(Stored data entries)
= = = =
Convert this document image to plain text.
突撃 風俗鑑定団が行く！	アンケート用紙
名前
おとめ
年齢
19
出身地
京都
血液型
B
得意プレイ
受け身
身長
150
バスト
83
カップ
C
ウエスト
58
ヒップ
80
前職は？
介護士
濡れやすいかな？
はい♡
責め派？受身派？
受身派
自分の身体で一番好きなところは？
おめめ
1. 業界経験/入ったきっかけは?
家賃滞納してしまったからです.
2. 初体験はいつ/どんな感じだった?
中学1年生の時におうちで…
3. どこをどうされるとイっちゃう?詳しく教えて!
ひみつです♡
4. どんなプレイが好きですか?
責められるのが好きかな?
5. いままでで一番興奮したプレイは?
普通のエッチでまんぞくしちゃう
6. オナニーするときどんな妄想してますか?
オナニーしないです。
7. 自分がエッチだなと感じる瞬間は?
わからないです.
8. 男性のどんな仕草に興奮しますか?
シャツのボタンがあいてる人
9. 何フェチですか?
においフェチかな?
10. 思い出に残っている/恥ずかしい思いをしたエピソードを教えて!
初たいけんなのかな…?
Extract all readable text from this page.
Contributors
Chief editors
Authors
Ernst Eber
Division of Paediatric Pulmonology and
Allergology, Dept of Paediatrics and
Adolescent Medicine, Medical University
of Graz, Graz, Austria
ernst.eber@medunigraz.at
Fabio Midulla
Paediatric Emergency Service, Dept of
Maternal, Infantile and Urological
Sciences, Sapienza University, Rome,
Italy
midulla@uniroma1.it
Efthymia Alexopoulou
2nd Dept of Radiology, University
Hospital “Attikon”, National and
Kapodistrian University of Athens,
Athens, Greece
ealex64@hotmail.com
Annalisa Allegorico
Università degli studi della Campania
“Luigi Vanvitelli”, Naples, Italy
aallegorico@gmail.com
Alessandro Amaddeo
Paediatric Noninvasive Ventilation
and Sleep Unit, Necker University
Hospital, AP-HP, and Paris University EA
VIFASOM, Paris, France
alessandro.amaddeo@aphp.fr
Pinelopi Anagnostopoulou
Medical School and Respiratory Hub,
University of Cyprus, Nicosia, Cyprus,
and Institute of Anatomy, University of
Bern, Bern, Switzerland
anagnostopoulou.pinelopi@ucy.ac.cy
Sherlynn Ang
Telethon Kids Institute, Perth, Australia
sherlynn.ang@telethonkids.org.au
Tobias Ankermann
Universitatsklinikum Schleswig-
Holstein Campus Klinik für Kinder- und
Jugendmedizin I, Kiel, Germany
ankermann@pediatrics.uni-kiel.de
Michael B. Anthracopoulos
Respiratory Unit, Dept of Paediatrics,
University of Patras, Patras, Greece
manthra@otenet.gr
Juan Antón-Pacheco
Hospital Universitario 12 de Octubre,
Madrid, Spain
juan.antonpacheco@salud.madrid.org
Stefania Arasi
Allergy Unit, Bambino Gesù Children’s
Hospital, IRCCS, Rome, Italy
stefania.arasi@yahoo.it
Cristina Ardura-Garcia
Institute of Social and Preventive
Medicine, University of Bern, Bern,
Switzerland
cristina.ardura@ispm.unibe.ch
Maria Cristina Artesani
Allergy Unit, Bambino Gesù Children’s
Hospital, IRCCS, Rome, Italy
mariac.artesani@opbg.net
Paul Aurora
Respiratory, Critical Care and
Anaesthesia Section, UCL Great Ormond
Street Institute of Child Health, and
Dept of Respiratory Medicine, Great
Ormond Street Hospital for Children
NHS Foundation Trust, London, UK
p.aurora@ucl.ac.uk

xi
= = = =
Directions
Select all lines in the listing that include the word "University".

Full output
Adolescent Medicine, Medical University
Sciences, Sapienza University, Rome,
2nd Dept of Radiology, University
Kapodistrian University of Athens,
and Sleep Unit, Necker University
Hospital, AP-HP, and Paris University EA
University of Cyprus, Nicosia, Cyprus,
and Institute of Anatomy, University of
University of Patras, Patras, Greece
Medicine, University of Bern, Bern,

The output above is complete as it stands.